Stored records
»»
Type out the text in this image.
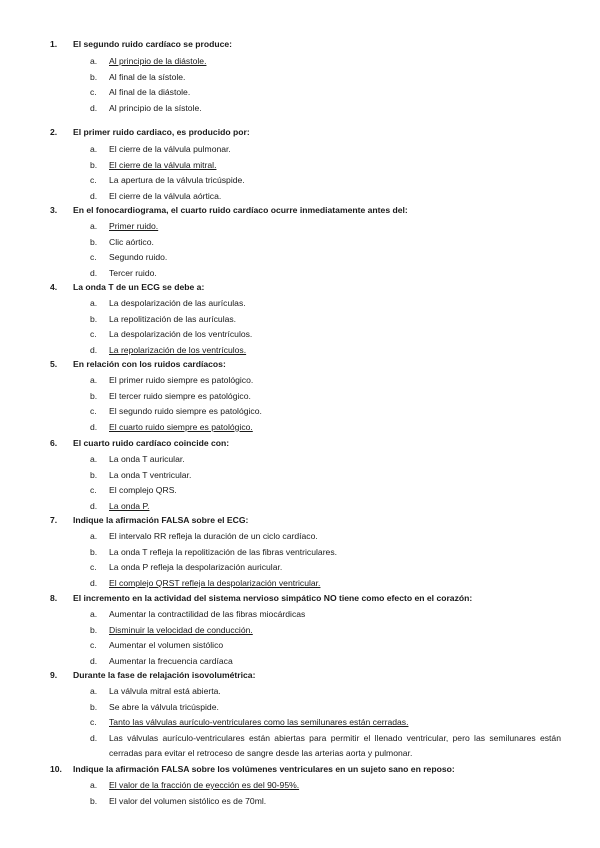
1.	El segundo ruido cardíaco se produce:
a.	Al principio de la diástole.
b.	Al final de la sístole.
c.	Al final de la diástole.
d.	Al principio de la sístole.
2.	El primer ruido cardiaco, es producido por:
a.	El cierre de la válvula pulmonar.
b.	El cierre de la válvula mitral.
c.	La apertura de la válvula tricúspide.
d.	El cierre de la válvula aórtica.
3.	En el fonocardiograma, el cuarto ruido cardíaco ocurre inmediatamente antes del:
a.	Primer ruido.
b.	Clic aórtico.
c.	Segundo ruido.
d.	Tercer ruido.
4.	La onda T de un ECG se debe a:
a.	La despolarización de las aurículas.
b.	La repolitización de las aurículas.
c.	La despolarización de los ventrículos.
d.	La repolarización de los ventrículos.
5.	En relación con los ruidos cardíacos:
a.	El primer ruido siempre es patológico.
b.	El tercer ruido siempre es patológico.
c.	El segundo ruido siempre es patológico.
d.	El cuarto ruido siempre es patológico.
6.	El cuarto ruido cardíaco coincide con:
a.	La onda T auricular.
b.	La onda T ventricular.
c.	El complejo QRS.
d.	La onda P.
7.	Indique la afirmación FALSA sobre el ECG:
a.	El intervalo RR refleja la duración de un ciclo cardíaco.
b.	La onda T refleja la repolitización de las fibras ventriculares.
c.	La onda P refleja la despolarización auricular.
d.	El complejo QRST refleja la despolarización ventricular.
8.	El incremento en la actividad del sistema nervioso simpático NO tiene como efecto en el corazón:
a.	Aumentar la contractilidad de las fibras miocárdicas
b.	Disminuir la velocidad de conducción.
c.	Aumentar el volumen sistólico
d.	Aumentar la frecuencia cardíaca
9.	Durante la fase de relajación isovolumétrica:
a.	La válvula mitral está abierta.
b.	Se abre la válvula tricúspide.
c.	Tanto las válvulas aurículo-ventriculares como las semilunares están cerradas.
d.	Las válvulas aurículo-ventriculares están abiertas para permitir el llenado ventricular, pero las semilunares están cerradas para evitar el retroceso de sangre desde las arterias aorta y pulmonar.
10.	Indique la afirmación FALSA sobre los volúmenes ventriculares en un sujeto sano en reposo:
a.	El valor de la fracción de eyección es del 90-95%.
b.	El valor del volumen sistólico es de 70ml.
««
Take every line containing the word "válvulas" and copy it.

c.	Tanto las válvulas aurículo-ventriculares como las semilunares están cerradas.
d.	Las válvulas aurículo-ventriculares están abiertas para permitir el llenado ventricular, pero las semilunares están cerradas para evitar el retroceso de sangre desde las arterias aorta y pulmonar.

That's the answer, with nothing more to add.